◆ **Stated problem**
Extract all lines from the data beneath that include the word "BLANCO".

(Saved data entries)
──────

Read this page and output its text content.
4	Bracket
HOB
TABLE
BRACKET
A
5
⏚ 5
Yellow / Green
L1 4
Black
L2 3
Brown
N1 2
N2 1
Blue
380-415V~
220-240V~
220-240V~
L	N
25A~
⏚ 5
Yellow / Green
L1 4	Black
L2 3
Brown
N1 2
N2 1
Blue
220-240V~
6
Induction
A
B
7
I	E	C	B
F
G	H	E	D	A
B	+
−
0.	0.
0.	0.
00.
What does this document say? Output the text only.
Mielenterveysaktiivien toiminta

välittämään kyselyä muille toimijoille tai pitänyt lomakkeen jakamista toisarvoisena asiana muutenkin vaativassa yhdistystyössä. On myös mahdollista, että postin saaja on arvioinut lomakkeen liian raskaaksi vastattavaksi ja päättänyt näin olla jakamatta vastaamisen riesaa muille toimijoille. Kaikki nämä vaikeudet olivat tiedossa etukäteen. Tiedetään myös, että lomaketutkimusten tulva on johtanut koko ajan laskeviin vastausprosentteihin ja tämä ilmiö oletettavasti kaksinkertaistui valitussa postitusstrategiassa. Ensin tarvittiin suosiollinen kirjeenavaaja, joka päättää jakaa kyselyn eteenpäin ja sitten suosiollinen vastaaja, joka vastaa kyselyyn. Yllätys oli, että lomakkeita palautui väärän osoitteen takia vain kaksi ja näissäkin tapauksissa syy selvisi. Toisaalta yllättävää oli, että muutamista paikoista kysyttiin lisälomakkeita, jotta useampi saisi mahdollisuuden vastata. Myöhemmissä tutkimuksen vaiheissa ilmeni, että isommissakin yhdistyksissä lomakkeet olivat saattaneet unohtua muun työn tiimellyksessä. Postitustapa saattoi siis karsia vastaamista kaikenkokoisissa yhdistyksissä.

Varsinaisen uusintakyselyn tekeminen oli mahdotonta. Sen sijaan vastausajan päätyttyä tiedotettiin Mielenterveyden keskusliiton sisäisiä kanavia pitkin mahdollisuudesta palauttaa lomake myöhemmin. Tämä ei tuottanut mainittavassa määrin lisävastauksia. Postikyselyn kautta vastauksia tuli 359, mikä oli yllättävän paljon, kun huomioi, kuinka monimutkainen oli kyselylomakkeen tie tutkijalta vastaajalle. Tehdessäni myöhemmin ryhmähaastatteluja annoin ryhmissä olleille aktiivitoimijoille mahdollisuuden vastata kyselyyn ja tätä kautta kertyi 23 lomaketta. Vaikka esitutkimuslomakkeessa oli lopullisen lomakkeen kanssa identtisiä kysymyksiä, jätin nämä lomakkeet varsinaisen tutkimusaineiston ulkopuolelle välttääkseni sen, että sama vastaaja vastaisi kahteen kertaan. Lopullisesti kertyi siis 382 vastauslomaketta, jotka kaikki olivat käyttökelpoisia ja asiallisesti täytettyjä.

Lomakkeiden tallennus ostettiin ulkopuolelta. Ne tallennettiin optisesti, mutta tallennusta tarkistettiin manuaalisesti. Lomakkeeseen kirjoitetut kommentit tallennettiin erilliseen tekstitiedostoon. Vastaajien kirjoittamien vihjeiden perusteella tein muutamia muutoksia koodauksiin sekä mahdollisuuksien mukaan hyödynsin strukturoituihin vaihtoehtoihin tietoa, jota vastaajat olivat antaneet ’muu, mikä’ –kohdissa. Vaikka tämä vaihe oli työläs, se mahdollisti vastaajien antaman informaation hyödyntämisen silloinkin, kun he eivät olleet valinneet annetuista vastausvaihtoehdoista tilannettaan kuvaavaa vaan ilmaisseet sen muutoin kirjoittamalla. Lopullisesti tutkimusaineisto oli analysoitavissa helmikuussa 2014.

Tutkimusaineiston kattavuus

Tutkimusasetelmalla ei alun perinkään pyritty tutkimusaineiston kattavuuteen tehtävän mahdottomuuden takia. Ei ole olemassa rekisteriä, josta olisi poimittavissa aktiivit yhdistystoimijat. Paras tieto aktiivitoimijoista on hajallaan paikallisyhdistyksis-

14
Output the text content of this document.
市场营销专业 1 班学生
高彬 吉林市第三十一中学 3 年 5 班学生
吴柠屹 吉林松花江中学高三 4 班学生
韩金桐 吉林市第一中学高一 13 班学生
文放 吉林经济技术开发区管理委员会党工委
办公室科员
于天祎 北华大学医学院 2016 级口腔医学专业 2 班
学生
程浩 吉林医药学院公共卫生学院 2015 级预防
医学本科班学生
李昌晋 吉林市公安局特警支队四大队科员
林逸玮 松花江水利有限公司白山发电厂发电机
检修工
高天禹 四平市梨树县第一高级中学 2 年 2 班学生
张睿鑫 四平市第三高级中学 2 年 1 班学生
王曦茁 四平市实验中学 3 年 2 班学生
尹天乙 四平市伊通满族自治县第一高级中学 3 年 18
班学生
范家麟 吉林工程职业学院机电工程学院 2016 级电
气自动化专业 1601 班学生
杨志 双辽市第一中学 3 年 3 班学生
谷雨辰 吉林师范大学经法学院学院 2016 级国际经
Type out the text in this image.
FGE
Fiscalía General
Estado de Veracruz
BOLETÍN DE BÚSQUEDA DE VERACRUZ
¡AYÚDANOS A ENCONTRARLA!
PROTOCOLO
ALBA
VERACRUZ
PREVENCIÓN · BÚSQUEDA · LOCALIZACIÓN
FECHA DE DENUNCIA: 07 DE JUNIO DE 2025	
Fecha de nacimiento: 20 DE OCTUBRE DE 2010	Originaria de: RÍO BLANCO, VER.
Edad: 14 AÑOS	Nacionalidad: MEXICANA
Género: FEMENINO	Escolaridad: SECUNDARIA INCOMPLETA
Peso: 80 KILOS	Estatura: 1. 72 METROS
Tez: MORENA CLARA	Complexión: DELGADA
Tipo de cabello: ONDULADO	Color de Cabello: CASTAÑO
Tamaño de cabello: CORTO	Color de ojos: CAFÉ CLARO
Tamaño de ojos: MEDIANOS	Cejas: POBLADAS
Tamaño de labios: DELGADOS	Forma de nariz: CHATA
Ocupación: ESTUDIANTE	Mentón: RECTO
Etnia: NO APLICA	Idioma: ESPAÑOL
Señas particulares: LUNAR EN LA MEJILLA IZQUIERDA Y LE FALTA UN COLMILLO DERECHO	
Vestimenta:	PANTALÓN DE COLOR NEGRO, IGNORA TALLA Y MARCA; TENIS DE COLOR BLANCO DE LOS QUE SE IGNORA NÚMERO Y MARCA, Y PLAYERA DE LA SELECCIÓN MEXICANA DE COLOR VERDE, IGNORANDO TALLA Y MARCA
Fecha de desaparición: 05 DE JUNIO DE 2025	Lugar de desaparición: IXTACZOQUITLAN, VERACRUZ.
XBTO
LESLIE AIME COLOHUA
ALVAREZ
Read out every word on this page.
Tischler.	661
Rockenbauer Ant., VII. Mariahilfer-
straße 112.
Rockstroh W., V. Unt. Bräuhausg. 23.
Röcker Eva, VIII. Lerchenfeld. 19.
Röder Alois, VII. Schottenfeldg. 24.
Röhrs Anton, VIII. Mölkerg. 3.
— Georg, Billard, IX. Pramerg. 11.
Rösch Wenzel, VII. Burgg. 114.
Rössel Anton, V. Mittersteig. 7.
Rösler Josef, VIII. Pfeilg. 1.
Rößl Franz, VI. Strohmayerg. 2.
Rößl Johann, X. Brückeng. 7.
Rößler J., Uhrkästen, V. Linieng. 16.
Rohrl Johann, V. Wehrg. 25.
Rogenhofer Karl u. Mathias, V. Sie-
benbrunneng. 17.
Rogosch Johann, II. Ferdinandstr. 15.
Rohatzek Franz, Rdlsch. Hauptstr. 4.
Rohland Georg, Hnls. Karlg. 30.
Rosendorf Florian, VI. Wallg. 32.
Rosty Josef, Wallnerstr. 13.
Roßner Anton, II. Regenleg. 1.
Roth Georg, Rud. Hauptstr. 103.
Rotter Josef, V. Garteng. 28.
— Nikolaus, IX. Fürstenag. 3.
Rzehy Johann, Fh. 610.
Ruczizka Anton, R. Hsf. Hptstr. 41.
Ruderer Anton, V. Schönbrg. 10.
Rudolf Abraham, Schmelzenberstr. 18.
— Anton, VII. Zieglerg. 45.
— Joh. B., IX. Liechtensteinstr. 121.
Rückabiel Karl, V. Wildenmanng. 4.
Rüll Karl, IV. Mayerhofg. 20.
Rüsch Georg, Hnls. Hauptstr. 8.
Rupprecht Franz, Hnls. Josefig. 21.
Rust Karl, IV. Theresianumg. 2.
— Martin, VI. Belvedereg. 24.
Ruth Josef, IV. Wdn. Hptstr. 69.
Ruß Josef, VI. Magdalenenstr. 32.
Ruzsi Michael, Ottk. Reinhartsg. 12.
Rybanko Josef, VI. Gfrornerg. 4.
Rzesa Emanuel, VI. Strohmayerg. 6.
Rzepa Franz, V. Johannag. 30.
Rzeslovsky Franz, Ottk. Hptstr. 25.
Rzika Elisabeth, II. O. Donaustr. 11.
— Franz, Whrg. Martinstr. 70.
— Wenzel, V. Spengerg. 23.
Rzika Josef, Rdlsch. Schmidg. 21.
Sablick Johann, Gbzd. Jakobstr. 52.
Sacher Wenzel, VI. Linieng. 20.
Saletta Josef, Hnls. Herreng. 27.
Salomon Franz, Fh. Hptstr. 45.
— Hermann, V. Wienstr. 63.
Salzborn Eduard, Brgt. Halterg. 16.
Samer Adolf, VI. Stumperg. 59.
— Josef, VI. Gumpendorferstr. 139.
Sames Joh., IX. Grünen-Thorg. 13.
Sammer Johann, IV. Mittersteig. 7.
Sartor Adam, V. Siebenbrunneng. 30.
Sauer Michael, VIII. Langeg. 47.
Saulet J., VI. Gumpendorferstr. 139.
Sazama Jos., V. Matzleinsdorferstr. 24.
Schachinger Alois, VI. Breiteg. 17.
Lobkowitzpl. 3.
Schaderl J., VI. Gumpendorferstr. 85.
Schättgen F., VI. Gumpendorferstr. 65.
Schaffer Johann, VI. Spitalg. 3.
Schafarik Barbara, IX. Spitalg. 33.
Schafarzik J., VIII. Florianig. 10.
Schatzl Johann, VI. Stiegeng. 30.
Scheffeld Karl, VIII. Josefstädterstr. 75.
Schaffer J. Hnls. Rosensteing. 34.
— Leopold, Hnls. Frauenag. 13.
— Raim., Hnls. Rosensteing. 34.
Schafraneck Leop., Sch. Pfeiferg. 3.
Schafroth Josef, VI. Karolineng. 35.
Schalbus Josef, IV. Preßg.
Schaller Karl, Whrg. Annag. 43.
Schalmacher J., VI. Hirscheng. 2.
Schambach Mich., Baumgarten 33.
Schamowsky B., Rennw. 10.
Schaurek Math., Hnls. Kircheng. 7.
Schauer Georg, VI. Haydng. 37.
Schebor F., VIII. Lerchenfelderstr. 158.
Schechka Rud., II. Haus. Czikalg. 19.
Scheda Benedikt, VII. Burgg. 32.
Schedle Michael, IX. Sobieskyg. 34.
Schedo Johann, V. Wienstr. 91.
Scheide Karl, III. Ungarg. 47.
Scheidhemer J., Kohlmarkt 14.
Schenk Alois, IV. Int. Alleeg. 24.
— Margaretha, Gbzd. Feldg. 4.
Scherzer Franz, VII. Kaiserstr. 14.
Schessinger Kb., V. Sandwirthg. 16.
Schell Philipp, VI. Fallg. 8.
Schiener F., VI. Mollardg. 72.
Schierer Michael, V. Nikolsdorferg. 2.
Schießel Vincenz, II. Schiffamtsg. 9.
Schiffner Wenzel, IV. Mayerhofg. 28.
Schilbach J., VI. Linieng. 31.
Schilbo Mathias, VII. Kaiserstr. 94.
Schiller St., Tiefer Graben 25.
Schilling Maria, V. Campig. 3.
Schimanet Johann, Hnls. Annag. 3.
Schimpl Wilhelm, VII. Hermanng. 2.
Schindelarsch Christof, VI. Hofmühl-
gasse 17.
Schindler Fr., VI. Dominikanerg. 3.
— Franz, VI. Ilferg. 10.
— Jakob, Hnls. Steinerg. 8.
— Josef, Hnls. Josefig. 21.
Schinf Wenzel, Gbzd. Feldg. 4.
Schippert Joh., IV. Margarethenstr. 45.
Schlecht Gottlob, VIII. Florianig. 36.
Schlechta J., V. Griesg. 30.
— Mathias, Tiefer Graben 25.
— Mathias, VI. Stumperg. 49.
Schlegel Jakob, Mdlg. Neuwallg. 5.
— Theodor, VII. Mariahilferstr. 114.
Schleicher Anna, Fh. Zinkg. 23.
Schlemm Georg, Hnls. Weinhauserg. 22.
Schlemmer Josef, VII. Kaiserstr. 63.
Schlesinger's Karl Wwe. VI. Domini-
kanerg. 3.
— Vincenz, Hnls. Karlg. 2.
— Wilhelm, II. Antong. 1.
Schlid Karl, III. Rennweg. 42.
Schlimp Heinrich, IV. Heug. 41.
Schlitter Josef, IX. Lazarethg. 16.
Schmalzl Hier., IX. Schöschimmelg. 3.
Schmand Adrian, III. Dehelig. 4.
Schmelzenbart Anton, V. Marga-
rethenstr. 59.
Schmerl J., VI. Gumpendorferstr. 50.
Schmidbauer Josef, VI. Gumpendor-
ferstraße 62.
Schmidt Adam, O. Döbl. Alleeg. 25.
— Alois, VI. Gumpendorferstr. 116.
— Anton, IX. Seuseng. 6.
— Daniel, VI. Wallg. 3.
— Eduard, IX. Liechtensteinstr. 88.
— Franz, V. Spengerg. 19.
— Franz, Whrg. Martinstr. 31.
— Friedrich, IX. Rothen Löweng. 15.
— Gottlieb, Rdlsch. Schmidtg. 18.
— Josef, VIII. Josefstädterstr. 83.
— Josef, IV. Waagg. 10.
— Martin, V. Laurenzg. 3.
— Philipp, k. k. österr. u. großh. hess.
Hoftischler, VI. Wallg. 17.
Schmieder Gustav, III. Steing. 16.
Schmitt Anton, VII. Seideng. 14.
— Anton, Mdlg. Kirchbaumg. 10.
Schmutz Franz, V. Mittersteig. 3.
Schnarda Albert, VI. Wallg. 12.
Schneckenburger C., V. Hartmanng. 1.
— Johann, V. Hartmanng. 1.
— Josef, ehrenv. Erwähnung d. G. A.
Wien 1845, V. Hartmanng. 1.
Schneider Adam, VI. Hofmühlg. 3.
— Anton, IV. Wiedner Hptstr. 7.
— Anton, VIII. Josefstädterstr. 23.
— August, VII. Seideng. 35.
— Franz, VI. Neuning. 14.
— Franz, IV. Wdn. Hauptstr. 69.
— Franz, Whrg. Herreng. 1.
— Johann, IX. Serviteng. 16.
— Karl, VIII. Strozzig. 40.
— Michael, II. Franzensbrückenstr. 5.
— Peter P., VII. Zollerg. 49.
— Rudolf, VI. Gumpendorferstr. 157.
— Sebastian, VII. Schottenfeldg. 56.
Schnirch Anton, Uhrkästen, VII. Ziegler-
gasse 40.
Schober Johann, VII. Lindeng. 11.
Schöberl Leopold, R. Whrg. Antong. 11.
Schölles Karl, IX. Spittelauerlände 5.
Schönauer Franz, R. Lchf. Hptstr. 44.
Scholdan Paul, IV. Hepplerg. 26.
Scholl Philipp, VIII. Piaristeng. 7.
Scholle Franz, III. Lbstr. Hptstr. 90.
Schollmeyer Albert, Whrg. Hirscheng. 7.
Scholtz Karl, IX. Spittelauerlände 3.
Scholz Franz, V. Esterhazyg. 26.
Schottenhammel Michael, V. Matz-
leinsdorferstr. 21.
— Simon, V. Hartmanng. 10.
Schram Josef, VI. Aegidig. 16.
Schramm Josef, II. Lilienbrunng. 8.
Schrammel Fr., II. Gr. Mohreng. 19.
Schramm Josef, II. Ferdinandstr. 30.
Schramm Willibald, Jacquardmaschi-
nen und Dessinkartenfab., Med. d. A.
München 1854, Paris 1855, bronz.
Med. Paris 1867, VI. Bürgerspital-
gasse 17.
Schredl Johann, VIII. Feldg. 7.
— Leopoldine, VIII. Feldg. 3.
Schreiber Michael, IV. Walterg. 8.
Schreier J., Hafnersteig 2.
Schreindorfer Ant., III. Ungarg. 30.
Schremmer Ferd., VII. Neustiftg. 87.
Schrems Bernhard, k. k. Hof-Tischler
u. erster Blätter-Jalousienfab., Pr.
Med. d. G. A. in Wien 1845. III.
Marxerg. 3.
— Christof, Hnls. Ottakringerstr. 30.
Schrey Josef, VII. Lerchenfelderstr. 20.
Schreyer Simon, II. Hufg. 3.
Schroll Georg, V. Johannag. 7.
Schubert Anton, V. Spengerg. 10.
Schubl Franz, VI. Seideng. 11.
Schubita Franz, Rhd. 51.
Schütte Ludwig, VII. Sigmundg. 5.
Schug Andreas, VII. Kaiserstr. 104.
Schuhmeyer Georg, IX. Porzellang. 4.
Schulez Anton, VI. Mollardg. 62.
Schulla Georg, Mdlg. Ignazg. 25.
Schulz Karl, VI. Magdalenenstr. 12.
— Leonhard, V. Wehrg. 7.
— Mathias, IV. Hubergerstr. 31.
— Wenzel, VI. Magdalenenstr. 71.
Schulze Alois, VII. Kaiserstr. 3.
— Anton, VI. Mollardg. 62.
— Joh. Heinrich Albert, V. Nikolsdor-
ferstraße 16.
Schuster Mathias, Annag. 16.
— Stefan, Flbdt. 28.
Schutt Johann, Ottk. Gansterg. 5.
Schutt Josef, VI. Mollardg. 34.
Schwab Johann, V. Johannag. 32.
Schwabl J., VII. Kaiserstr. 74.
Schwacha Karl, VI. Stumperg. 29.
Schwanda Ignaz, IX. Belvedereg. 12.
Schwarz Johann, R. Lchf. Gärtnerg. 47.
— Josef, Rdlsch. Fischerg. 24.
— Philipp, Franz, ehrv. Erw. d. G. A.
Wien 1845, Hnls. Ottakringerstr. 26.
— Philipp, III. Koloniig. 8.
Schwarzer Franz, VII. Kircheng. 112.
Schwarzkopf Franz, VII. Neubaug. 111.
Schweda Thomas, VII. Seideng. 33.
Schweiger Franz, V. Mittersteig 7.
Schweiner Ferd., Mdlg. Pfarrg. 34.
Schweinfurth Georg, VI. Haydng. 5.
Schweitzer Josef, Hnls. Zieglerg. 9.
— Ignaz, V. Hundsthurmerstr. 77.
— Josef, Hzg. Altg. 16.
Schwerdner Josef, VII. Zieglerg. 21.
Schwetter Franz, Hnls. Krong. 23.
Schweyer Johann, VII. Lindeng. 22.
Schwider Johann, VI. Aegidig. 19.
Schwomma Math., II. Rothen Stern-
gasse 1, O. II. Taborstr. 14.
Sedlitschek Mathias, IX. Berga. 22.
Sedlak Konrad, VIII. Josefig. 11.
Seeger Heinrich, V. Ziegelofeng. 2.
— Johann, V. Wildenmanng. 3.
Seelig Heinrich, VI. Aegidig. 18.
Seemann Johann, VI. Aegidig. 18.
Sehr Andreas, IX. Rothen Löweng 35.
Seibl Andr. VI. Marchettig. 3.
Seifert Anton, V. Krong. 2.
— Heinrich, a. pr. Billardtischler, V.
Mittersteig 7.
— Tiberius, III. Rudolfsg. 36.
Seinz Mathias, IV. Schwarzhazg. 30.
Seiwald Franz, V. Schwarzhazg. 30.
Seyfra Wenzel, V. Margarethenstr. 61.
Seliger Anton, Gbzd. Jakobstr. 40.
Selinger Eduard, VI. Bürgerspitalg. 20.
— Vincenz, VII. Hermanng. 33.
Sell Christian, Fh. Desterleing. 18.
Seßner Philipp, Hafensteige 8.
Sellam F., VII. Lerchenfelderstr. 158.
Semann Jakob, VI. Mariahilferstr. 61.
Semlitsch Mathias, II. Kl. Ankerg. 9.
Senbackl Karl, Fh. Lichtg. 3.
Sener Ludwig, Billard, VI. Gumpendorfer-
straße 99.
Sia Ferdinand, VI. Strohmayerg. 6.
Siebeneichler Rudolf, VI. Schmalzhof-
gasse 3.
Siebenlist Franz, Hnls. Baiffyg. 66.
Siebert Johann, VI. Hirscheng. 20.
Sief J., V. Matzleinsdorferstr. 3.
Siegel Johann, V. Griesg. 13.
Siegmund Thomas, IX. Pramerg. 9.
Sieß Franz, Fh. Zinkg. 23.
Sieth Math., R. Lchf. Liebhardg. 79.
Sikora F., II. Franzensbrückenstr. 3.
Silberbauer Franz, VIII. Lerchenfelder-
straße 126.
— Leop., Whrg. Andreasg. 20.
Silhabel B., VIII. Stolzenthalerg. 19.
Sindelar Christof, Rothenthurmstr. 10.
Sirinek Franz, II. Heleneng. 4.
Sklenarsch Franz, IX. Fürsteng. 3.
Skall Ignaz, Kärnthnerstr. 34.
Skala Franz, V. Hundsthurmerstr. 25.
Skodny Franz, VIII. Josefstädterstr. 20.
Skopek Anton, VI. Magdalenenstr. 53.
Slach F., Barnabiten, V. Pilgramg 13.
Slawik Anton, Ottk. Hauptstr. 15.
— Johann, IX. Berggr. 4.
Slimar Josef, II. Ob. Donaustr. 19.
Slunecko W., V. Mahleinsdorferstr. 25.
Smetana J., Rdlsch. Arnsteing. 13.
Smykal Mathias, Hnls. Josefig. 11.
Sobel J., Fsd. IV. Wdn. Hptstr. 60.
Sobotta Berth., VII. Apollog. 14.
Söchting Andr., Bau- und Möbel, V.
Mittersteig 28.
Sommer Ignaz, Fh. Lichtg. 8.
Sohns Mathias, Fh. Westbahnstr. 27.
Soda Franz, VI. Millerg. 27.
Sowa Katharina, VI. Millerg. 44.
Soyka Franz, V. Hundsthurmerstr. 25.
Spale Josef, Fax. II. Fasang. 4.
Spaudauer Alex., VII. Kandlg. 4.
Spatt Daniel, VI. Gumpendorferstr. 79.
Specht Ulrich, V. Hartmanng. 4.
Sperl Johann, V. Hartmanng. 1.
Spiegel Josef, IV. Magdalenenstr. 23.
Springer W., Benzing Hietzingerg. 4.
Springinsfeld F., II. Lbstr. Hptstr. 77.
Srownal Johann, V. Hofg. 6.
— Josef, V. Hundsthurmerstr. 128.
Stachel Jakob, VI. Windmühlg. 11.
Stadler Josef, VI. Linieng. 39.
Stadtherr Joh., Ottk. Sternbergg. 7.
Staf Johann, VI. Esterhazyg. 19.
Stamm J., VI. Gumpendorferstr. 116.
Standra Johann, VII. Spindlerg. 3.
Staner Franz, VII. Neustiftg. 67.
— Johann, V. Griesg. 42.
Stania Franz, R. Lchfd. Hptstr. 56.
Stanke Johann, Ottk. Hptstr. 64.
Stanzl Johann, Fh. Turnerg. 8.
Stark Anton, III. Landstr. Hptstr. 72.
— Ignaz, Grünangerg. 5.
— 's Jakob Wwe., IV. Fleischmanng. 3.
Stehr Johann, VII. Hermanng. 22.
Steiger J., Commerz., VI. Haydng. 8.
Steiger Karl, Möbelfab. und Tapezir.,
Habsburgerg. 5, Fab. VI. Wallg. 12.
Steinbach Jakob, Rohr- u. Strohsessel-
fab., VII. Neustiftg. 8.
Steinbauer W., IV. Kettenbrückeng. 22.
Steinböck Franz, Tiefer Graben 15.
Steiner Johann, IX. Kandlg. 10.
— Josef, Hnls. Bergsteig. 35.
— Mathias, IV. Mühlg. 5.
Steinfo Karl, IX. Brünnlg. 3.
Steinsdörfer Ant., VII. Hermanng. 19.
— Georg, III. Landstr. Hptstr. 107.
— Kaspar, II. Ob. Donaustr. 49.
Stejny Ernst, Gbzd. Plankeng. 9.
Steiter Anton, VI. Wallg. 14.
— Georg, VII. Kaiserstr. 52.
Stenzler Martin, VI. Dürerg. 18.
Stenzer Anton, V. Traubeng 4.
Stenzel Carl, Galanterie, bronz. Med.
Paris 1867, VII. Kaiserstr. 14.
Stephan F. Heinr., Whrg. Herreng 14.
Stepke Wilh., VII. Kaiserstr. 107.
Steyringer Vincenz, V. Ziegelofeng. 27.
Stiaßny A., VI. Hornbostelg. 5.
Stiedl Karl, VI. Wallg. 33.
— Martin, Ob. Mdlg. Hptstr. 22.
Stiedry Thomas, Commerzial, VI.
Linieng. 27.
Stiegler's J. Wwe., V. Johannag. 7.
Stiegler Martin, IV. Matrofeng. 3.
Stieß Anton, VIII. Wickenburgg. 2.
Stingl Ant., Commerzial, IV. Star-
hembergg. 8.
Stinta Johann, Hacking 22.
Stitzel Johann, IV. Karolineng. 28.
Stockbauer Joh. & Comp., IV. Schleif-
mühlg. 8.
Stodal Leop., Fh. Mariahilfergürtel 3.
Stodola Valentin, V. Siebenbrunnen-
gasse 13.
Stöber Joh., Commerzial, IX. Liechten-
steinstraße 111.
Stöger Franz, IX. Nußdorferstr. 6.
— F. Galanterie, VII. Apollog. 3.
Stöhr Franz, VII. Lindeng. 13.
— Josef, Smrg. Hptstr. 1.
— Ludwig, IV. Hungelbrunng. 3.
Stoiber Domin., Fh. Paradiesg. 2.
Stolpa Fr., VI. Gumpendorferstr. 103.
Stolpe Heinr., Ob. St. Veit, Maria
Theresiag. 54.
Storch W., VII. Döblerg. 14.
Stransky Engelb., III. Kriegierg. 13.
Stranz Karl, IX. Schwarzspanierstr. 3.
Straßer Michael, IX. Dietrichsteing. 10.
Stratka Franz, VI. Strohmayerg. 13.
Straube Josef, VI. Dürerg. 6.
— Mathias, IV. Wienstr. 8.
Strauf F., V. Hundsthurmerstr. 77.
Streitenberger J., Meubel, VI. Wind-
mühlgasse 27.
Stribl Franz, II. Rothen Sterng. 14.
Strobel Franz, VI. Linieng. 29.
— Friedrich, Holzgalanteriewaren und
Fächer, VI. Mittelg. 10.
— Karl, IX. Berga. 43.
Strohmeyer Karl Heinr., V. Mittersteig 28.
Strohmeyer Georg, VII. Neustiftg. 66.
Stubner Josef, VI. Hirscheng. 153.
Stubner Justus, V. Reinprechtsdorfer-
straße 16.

──────

◆ **Output**
Fecha de nacimiento: 20 DE OCTUBRE DE 2010	Originaria de: RÍO BLANCO, VER.
Vestimenta:	PANTALÓN DE COLOR NEGRO, IGNORA TALLA Y MARCA; TENIS DE COLOR BLANCO DE LOS QUE SE IGNORA NÚMERO Y MARCA, Y PLAYERA DE LA SELECCIÓN MEXICANA DE COLOR VERDE, IGNORANDO TALLA Y MARCA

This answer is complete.